What lines of the data hold the string "JSON"? Pull each one out.
************
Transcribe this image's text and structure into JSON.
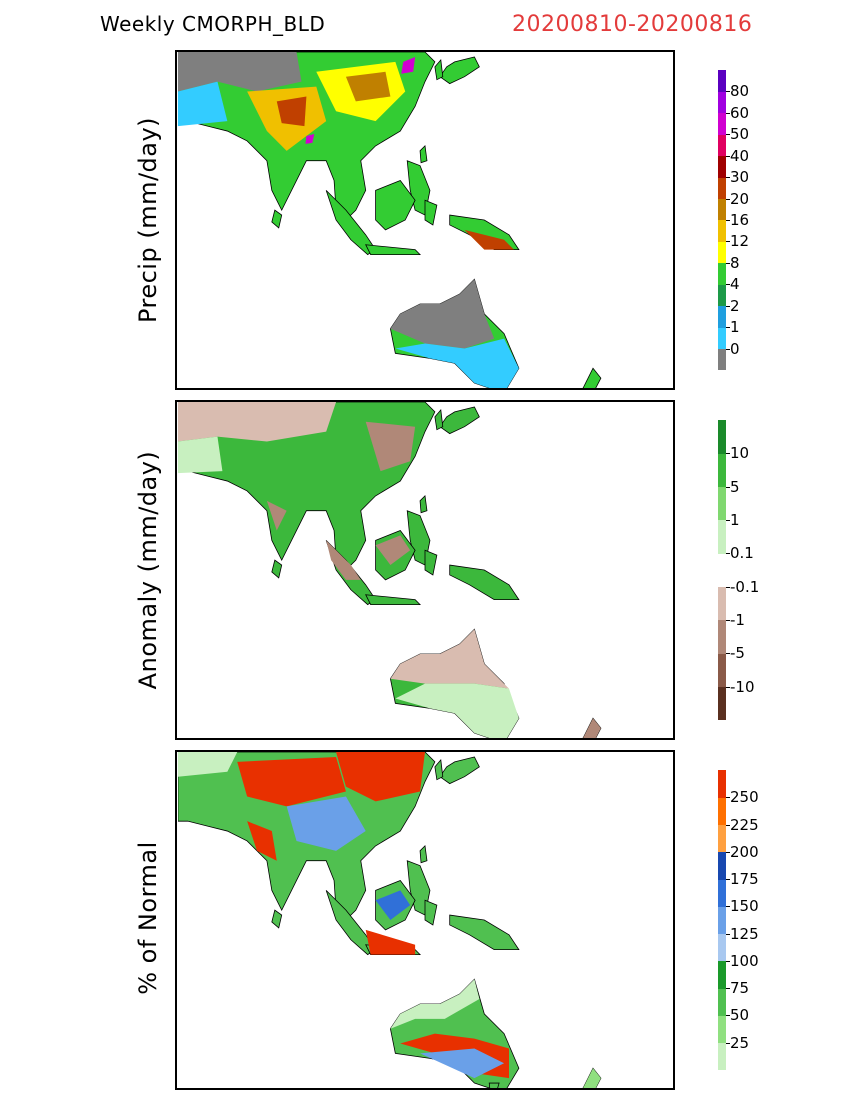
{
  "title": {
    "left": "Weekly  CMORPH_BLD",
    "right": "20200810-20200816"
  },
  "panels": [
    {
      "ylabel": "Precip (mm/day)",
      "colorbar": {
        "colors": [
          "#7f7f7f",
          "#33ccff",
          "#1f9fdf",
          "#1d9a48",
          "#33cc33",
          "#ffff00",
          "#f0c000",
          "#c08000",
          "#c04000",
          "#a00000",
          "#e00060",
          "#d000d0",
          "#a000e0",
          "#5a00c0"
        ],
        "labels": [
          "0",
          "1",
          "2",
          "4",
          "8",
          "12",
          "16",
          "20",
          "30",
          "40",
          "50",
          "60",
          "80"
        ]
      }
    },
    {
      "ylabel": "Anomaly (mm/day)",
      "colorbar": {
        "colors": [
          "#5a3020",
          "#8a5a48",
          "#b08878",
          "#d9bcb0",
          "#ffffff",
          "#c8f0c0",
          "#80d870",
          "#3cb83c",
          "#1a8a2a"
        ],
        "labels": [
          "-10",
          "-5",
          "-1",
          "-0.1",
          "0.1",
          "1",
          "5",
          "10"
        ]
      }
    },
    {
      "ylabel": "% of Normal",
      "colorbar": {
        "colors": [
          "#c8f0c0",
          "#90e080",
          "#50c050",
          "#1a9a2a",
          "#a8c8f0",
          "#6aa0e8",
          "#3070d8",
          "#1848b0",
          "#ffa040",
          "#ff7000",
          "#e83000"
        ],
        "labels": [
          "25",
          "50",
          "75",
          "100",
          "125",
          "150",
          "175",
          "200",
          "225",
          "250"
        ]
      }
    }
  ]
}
************
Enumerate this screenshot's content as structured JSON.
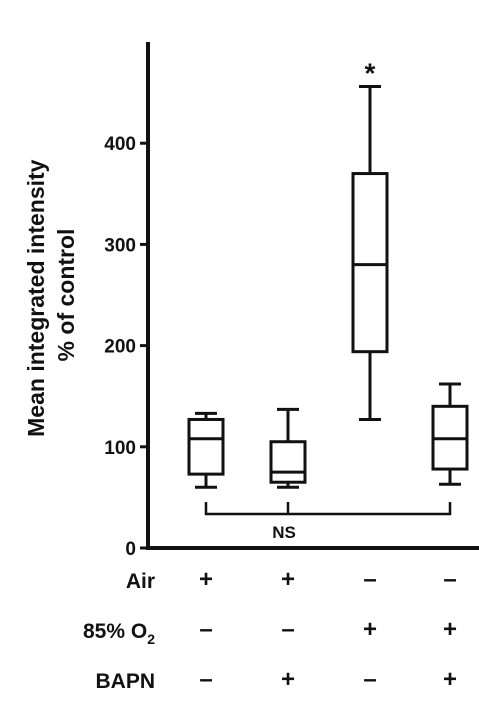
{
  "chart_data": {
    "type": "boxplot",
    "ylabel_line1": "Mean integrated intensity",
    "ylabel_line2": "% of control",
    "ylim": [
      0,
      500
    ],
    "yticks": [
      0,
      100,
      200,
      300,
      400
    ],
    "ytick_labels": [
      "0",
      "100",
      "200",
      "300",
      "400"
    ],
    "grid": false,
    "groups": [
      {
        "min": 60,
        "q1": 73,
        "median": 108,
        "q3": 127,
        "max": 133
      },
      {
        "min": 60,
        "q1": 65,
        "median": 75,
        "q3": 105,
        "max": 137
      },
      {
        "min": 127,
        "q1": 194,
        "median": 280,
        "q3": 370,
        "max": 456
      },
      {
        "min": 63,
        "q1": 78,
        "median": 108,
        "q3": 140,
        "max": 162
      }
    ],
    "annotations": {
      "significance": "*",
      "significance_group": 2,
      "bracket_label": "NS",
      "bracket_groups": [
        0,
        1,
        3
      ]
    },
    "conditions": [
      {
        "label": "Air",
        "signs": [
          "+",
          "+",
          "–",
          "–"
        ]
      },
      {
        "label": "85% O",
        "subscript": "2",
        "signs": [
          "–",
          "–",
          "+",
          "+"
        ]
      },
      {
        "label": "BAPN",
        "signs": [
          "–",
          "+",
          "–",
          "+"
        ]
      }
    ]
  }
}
************
# FINISHED ANSWER
Transcribe this image's text and structure into JSON.
Enumerate this screenshot's content as structured JSON.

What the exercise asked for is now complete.